DO THIS
Filter these entries, keeping only lines that hold the word "name".

━━━ DATASET CONTENT ━━━

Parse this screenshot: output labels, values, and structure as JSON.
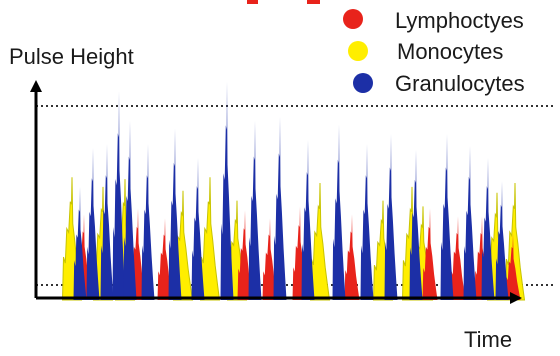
{
  "chart_data": {
    "type": "area",
    "title": "",
    "xlabel": "Time",
    "ylabel": "Pulse Height",
    "grid": false,
    "reference_lines": "dotted upper and lower threshold lines",
    "legend_position": "top-right",
    "legend": [
      {
        "label": "Lymphoctyes",
        "color": "#e8231b"
      },
      {
        "label": "Monocytes",
        "color": "#ffee00"
      },
      {
        "label": "Granulocytes",
        "color": "#1c2fa6"
      }
    ],
    "series": [
      {
        "name": "Lymphoctyes",
        "color": "#e8231b",
        "peaks": [
          [
            84,
            0.44
          ],
          [
            138,
            0.47
          ],
          [
            165,
            0.42
          ],
          [
            245,
            0.46
          ],
          [
            270,
            0.42
          ],
          [
            300,
            0.48
          ],
          [
            352,
            0.44
          ],
          [
            430,
            0.47
          ],
          [
            458,
            0.43
          ],
          [
            482,
            0.43
          ],
          [
            513,
            0.34
          ]
        ]
      },
      {
        "name": "Monocytes",
        "color": "#ffee00",
        "peaks": [
          [
            72,
            0.63
          ],
          [
            103,
            0.58
          ],
          [
            125,
            0.62
          ],
          [
            183,
            0.56
          ],
          [
            210,
            0.63
          ],
          [
            237,
            0.51
          ],
          [
            320,
            0.6
          ],
          [
            383,
            0.51
          ],
          [
            412,
            0.58
          ],
          [
            423,
            0.48
          ],
          [
            497,
            0.55
          ],
          [
            515,
            0.6
          ]
        ]
      },
      {
        "name": "Granulocytes",
        "color": "#1c2fa6",
        "peaks": [
          [
            80,
            0.58
          ],
          [
            93,
            0.78
          ],
          [
            107,
            0.8
          ],
          [
            119,
            1.07
          ],
          [
            130,
            0.92
          ],
          [
            148,
            0.8
          ],
          [
            175,
            0.88
          ],
          [
            198,
            0.73
          ],
          [
            227,
            1.12
          ],
          [
            255,
            0.92
          ],
          [
            280,
            0.94
          ],
          [
            308,
            0.82
          ],
          [
            339,
            0.9
          ],
          [
            367,
            0.8
          ],
          [
            391,
            0.85
          ],
          [
            416,
            0.77
          ],
          [
            447,
            0.85
          ],
          [
            470,
            0.79
          ],
          [
            488,
            0.73
          ],
          [
            502,
            0.61
          ]
        ]
      }
    ]
  },
  "legend_items": [
    "Lymphoctyes",
    "Monocytes",
    "Granulocytes"
  ],
  "labels": {
    "pulse_height": "Pulse Height",
    "time": "Time"
  }
}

━━━

THE COMPLETED TASK
        "name": "Lymphoctyes",
        "name": "Monocytes",
        "name": "Granulocytes",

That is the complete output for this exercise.